**** WORKING DATA ****
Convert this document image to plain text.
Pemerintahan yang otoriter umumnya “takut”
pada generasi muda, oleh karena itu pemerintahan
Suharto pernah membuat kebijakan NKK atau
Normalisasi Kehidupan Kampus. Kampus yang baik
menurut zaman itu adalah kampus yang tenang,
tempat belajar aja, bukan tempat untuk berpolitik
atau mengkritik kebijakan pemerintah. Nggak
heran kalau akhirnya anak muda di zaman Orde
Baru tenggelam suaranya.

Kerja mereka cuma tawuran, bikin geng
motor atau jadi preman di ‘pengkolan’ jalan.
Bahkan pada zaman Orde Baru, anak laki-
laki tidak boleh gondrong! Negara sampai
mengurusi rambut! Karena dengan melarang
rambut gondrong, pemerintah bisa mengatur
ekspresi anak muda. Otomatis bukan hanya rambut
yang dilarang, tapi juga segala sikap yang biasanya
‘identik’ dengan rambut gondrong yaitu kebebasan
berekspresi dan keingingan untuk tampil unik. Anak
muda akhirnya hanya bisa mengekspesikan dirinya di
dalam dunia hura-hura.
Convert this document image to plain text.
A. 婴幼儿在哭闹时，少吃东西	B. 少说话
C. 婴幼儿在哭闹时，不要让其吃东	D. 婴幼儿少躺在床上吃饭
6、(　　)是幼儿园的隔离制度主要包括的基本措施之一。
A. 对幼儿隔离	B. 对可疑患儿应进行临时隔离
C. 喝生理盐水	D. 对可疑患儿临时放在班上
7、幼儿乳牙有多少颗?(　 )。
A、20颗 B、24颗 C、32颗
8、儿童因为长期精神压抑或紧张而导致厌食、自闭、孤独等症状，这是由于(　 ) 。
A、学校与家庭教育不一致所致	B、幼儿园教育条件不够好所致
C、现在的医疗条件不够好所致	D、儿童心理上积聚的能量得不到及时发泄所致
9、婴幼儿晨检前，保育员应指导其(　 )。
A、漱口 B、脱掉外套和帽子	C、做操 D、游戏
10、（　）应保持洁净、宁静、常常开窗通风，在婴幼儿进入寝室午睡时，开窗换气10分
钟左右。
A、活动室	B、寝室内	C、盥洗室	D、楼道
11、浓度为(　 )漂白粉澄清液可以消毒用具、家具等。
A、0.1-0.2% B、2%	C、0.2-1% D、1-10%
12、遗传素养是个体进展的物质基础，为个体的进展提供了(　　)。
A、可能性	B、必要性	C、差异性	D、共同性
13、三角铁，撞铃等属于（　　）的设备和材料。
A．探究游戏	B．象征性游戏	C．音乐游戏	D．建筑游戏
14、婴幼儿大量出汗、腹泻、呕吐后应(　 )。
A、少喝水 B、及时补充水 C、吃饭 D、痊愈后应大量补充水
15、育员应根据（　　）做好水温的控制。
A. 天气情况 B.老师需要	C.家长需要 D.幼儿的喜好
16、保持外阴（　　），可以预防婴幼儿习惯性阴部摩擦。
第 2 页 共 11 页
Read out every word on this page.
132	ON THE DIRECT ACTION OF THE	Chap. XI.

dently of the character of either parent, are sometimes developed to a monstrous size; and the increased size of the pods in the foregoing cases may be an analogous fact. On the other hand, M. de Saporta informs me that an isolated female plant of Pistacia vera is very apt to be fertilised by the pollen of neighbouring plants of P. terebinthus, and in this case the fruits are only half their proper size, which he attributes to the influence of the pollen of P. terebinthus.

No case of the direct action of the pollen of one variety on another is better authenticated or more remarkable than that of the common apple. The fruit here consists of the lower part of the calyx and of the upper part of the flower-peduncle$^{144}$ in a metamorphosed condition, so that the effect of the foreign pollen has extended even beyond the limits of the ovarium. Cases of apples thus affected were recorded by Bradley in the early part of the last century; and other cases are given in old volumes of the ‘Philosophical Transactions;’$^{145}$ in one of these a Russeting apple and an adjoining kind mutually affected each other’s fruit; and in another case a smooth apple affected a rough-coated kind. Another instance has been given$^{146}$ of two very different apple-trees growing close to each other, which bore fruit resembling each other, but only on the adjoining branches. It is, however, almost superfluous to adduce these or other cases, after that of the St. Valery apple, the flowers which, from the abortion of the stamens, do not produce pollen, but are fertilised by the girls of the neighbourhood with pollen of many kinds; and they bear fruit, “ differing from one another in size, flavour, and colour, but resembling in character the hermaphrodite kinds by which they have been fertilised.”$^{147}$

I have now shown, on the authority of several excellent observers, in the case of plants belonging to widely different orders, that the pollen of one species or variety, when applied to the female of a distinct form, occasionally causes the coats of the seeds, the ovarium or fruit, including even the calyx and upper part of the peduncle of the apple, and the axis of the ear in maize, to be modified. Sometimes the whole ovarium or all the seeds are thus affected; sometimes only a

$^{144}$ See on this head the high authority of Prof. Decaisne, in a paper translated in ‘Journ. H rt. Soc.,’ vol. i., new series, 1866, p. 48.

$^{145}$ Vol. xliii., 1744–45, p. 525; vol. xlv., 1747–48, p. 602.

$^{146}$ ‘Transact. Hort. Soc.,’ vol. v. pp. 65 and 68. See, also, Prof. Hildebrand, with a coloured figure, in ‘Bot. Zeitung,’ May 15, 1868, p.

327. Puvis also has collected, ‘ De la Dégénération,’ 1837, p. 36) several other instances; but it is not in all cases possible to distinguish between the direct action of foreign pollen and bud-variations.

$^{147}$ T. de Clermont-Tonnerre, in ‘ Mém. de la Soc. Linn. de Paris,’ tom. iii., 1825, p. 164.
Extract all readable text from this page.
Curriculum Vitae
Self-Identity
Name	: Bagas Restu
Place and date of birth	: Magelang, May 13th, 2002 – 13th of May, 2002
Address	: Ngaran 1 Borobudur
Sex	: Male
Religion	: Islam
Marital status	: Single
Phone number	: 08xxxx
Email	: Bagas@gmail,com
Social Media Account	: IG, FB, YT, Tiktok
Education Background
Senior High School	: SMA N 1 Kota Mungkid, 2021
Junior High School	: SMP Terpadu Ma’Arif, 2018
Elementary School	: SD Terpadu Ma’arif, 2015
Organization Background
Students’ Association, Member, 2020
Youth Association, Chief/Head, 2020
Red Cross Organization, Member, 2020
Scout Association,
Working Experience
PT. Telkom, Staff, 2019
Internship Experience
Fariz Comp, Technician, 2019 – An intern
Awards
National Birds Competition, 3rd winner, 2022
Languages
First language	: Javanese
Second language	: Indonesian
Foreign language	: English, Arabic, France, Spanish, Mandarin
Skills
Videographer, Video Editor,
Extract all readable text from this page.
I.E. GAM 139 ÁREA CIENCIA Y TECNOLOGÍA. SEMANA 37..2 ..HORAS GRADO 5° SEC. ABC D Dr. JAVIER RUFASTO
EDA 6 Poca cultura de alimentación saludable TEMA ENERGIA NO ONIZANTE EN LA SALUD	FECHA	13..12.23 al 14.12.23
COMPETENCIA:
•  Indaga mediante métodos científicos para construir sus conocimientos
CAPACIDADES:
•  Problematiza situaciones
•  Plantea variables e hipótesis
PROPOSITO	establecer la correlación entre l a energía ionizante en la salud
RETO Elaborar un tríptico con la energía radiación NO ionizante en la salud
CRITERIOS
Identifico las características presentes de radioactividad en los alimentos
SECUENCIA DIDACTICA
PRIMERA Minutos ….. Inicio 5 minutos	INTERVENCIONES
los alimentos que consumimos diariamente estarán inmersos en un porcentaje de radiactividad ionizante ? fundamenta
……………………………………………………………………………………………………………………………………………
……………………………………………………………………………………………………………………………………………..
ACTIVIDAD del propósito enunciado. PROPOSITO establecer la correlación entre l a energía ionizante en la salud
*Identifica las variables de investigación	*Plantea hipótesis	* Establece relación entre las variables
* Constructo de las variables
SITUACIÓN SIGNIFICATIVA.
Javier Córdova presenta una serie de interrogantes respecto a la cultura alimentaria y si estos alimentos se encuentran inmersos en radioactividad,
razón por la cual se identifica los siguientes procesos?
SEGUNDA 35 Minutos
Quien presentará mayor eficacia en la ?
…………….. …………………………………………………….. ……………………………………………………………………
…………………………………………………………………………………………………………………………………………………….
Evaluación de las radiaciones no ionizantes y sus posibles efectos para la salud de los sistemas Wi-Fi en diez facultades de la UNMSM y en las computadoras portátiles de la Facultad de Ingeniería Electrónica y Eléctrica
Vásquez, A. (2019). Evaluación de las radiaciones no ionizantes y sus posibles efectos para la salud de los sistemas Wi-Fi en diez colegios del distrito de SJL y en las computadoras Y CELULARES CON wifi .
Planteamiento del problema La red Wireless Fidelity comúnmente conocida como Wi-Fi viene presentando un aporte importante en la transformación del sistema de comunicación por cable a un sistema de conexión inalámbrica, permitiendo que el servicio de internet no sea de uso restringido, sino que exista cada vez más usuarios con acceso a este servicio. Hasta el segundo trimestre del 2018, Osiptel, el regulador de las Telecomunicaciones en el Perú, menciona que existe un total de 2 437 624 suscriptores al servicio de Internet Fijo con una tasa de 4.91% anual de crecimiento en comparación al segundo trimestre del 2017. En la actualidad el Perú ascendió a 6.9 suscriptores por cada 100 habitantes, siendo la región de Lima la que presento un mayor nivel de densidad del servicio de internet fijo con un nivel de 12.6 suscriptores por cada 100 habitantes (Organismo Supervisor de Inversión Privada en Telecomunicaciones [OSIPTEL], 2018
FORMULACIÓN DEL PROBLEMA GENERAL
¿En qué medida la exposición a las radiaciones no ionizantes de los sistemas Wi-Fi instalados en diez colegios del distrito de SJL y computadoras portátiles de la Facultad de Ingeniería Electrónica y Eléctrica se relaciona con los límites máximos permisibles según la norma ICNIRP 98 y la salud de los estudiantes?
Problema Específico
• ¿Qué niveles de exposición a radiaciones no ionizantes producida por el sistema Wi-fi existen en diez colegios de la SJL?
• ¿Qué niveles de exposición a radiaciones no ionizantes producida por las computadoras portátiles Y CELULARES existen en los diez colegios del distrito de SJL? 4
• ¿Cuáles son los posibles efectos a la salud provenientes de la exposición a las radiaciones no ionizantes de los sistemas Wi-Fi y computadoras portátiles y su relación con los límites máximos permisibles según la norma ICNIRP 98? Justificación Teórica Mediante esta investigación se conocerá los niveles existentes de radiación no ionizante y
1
****
**WHAT THE TASK REQUIRES**
Scan the material above. Copy each line where "Experience" occurs.

**EXERCISE RESULT**
Working Experience
Internship Experience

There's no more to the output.